- Stated problem: Output all of the data below exactly as given.

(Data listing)
☆ ☆ ☆ ☆
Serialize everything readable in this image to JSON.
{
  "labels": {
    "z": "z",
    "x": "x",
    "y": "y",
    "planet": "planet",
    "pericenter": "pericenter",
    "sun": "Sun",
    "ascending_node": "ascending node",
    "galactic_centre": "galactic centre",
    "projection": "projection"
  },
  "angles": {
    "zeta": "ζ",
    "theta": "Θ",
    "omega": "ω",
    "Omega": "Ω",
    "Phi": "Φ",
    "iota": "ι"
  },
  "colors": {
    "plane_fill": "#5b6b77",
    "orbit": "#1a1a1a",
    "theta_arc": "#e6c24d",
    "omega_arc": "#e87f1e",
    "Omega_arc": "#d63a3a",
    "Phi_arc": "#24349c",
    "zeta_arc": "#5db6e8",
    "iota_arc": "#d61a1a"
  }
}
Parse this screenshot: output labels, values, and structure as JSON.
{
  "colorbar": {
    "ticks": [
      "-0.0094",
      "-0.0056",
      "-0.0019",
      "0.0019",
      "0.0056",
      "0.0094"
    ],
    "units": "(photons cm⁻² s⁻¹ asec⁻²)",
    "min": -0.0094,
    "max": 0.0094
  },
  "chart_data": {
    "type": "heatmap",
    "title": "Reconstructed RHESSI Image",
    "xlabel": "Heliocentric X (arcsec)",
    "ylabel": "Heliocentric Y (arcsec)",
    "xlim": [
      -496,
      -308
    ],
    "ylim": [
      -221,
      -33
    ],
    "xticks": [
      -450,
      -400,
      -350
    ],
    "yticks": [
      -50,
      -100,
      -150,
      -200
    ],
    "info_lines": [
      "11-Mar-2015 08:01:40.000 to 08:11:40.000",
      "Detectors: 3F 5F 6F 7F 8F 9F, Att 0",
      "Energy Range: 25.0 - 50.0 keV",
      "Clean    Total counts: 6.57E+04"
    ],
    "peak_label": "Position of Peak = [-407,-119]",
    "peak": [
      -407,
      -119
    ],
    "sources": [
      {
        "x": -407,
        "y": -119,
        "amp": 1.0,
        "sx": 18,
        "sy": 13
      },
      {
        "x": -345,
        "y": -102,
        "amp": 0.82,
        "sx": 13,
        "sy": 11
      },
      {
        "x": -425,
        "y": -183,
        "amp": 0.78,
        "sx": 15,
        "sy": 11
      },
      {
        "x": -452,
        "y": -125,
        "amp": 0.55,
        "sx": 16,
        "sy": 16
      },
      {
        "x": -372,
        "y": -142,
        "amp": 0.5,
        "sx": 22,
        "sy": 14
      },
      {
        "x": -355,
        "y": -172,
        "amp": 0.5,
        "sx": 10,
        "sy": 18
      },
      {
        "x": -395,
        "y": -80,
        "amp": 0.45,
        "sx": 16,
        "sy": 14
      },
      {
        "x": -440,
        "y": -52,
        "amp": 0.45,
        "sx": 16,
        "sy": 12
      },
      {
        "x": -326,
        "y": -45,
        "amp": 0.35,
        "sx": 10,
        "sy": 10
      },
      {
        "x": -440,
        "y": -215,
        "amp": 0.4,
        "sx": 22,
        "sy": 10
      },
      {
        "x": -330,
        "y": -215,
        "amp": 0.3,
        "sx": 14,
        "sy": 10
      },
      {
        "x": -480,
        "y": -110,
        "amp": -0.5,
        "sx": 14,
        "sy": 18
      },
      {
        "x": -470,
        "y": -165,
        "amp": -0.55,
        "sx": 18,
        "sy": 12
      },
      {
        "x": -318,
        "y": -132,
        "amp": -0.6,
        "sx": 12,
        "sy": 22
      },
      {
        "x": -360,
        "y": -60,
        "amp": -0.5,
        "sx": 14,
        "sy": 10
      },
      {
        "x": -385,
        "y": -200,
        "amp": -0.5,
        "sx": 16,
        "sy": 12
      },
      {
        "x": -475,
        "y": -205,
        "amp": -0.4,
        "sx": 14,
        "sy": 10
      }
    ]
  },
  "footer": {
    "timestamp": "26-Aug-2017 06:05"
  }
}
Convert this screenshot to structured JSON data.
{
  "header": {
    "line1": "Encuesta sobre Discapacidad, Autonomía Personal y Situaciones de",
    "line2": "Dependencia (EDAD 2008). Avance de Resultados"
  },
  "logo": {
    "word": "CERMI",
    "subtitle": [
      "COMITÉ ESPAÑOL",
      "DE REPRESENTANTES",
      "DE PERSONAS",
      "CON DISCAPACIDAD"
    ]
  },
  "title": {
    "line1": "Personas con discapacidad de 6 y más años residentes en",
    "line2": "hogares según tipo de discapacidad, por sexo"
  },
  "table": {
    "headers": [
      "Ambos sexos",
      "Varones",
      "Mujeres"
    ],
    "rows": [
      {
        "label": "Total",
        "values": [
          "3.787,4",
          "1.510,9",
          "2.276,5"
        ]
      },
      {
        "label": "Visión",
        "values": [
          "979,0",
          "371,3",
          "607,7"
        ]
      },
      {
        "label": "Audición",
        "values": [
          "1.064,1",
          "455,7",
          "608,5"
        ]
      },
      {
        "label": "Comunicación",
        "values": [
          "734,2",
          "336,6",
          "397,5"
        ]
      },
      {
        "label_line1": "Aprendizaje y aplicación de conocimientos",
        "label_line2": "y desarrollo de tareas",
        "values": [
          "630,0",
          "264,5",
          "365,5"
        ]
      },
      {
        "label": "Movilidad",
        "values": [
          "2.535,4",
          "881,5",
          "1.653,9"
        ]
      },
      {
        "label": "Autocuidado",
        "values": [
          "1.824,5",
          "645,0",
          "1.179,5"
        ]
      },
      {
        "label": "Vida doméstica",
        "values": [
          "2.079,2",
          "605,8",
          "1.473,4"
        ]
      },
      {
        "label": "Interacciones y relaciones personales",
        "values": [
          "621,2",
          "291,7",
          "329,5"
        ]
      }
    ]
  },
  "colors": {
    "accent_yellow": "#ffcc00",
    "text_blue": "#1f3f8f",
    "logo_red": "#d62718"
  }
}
☆ ☆ ☆ ☆
- Solution below:
Serialize everything readable in this image to JSON.
{
  "labels": {
    "z": "z",
    "x": "x",
    "y": "y",
    "planet": "planet",
    "pericenter": "pericenter",
    "sun": "Sun",
    "ascending_node": "ascending node",
    "galactic_centre": "galactic centre",
    "projection": "projection"
  },
  "angles": {
    "zeta": "ζ",
    "theta": "Θ",
    "omega": "ω",
    "Omega": "Ω",
    "Phi": "Φ",
    "iota": "ι"
  },
  "colors": {
    "plane_fill": "#5b6b77",
    "orbit": "#1a1a1a",
    "theta_arc": "#e6c24d",
    "omega_arc": "#e87f1e",
    "Omega_arc": "#d63a3a",
    "Phi_arc": "#24349c",
    "zeta_arc": "#5db6e8",
    "iota_arc": "#d61a1a"
  }
}
Parse this screenshot: output labels, values, and structure as JSON.
{
  "colorbar": {
    "ticks": [
      "-0.0094",
      "-0.0056",
      "-0.0019",
      "0.0019",
      "0.0056",
      "0.0094"
    ],
    "units": "(photons cm⁻² s⁻¹ asec⁻²)",
    "min": -0.0094,
    "max": 0.0094
  },
  "chart_data": {
    "type": "heatmap",
    "title": "Reconstructed RHESSI Image",
    "xlabel": "Heliocentric X (arcsec)",
    "ylabel": "Heliocentric Y (arcsec)",
    "xlim": [
      -496,
      -308
    ],
    "ylim": [
      -221,
      -33
    ],
    "xticks": [
      -450,
      -400,
      -350
    ],
    "yticks": [
      -50,
      -100,
      -150,
      -200
    ],
    "info_lines": [
      "11-Mar-2015 08:01:40.000 to 08:11:40.000",
      "Detectors: 3F 5F 6F 7F 8F 9F, Att 0",
      "Energy Range: 25.0 - 50.0 keV",
      "Clean    Total counts: 6.57E+04"
    ],
    "peak_label": "Position of Peak = [-407,-119]",
    "peak": [
      -407,
      -119
    ],
    "sources": [
      {
        "x": -407,
        "y": -119,
        "amp": 1.0,
        "sx": 18,
        "sy": 13
      },
      {
        "x": -345,
        "y": -102,
        "amp": 0.82,
        "sx": 13,
        "sy": 11
      },
      {
        "x": -425,
        "y": -183,
        "amp": 0.78,
        "sx": 15,
        "sy": 11
      },
      {
        "x": -452,
        "y": -125,
        "amp": 0.55,
        "sx": 16,
        "sy": 16
      },
      {
        "x": -372,
        "y": -142,
        "amp": 0.5,
        "sx": 22,
        "sy": 14
      },
      {
        "x": -355,
        "y": -172,
        "amp": 0.5,
        "sx": 10,
        "sy": 18
      },
      {
        "x": -395,
        "y": -80,
        "amp": 0.45,
        "sx": 16,
        "sy": 14
      },
      {
        "x": -440,
        "y": -52,
        "amp": 0.45,
        "sx": 16,
        "sy": 12
      },
      {
        "x": -326,
        "y": -45,
        "amp": 0.35,
        "sx": 10,
        "sy": 10
      },
      {
        "x": -440,
        "y": -215,
        "amp": 0.4,
        "sx": 22,
        "sy": 10
      },
      {
        "x": -330,
        "y": -215,
        "amp": 0.3,
        "sx": 14,
        "sy": 10
      },
      {
        "x": -480,
        "y": -110,
        "amp": -0.5,
        "sx": 14,
        "sy": 18
      },
      {
        "x": -470,
        "y": -165,
        "amp": -0.55,
        "sx": 18,
        "sy": 12
      },
      {
        "x": -318,
        "y": -132,
        "amp": -0.6,
        "sx": 12,
        "sy": 22
      },
      {
        "x": -360,
        "y": -60,
        "amp": -0.5,
        "sx": 14,
        "sy": 10
      },
      {
        "x": -385,
        "y": -200,
        "amp": -0.5,
        "sx": 16,
        "sy": 12
      },
      {
        "x": -475,
        "y": -205,
        "amp": -0.4,
        "sx": 14,
        "sy": 10
      }
    ]
  },
  "footer": {
    "timestamp": "26-Aug-2017 06:05"
  }
}
Convert this screenshot to structured JSON data.
{
  "header": {
    "line1": "Encuesta sobre Discapacidad, Autonomía Personal y Situaciones de",
    "line2": "Dependencia (EDAD 2008). Avance de Resultados"
  },
  "logo": {
    "word": "CERMI",
    "subtitle": [
      "COMITÉ ESPAÑOL",
      "DE REPRESENTANTES",
      "DE PERSONAS",
      "CON DISCAPACIDAD"
    ]
  },
  "title": {
    "line1": "Personas con discapacidad de 6 y más años residentes en",
    "line2": "hogares según tipo de discapacidad, por sexo"
  },
  "table": {
    "headers": [
      "Ambos sexos",
      "Varones",
      "Mujeres"
    ],
    "rows": [
      {
        "label": "Total",
        "values": [
          "3.787,4",
          "1.510,9",
          "2.276,5"
        ]
      },
      {
        "label": "Visión",
        "values": [
          "979,0",
          "371,3",
          "607,7"
        ]
      },
      {
        "label": "Audición",
        "values": [
          "1.064,1",
          "455,7",
          "608,5"
        ]
      },
      {
        "label": "Comunicación",
        "values": [
          "734,2",
          "336,6",
          "397,5"
        ]
      },
      {
        "label_line1": "Aprendizaje y aplicación de conocimientos",
        "label_line2": "y desarrollo de tareas",
        "values": [
          "630,0",
          "264,5",
          "365,5"
        ]
      },
      {
        "label": "Movilidad",
        "values": [
          "2.535,4",
          "881,5",
          "1.653,9"
        ]
      },
      {
        "label": "Autocuidado",
        "values": [
          "1.824,5",
          "645,0",
          "1.179,5"
        ]
      },
      {
        "label": "Vida doméstica",
        "values": [
          "2.079,2",
          "605,8",
          "1.473,4"
        ]
      },
      {
        "label": "Interacciones y relaciones personales",
        "values": [
          "621,2",
          "291,7",
          "329,5"
        ]
      }
    ]
  },
  "colors": {
    "accent_yellow": "#ffcc00",
    "text_blue": "#1f3f8f",
    "logo_red": "#d62718"
  }
}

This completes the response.